- [Data shown]

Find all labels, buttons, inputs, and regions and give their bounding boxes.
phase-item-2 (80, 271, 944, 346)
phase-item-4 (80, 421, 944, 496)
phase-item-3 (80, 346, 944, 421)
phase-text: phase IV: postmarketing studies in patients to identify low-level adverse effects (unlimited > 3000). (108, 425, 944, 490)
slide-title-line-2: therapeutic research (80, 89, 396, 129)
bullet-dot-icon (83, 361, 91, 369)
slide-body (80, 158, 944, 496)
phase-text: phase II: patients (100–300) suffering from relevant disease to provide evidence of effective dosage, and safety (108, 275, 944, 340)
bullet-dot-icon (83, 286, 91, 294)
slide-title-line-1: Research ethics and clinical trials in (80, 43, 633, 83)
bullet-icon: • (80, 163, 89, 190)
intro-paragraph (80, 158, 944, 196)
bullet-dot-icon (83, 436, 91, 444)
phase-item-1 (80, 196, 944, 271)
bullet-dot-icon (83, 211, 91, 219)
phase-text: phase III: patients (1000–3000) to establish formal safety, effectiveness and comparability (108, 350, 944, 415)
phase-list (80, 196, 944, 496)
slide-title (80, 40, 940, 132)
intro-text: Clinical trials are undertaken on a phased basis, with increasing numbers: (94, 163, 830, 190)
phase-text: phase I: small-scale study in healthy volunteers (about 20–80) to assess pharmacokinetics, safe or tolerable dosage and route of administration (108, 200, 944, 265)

- [Task to carry out] Print every record exactly as written.

- [Task answer]
Find all labels, buttons, inputs, and regions and give their bounding boxes.
phase-item-2 (80, 271, 944, 346)
phase-item-4 (80, 421, 944, 496)
phase-item-3 (80, 346, 944, 421)
phase-text: phase IV: postmarketing studies in patients to identify low-level adverse effects (unlimited > 3000). (108, 425, 944, 490)
slide-title-line-2: therapeutic research (80, 89, 396, 129)
bullet-dot-icon (83, 361, 91, 369)
slide-body (80, 158, 944, 496)
phase-text: phase II: patients (100–300) suffering from relevant disease to provide evidence of effective dosage, and safety (108, 275, 944, 340)
bullet-dot-icon (83, 286, 91, 294)
slide-title-line-1: Research ethics and clinical trials in (80, 43, 633, 83)
bullet-icon: • (80, 163, 89, 190)
intro-paragraph (80, 158, 944, 196)
bullet-dot-icon (83, 436, 91, 444)
phase-item-1 (80, 196, 944, 271)
bullet-dot-icon (83, 211, 91, 219)
phase-text: phase III: patients (1000–3000) to establish formal safety, effectiveness and comparability (108, 350, 944, 415)
phase-list (80, 196, 944, 496)
slide-title (80, 40, 940, 132)
intro-text: Clinical trials are undertaken on a phased basis, with increasing numbers: (94, 163, 830, 190)
phase-text: phase I: small-scale study in healthy volunteers (about 20–80) to assess pharmacokinetics, safe or tolerable dosage and route of administration (108, 200, 944, 265)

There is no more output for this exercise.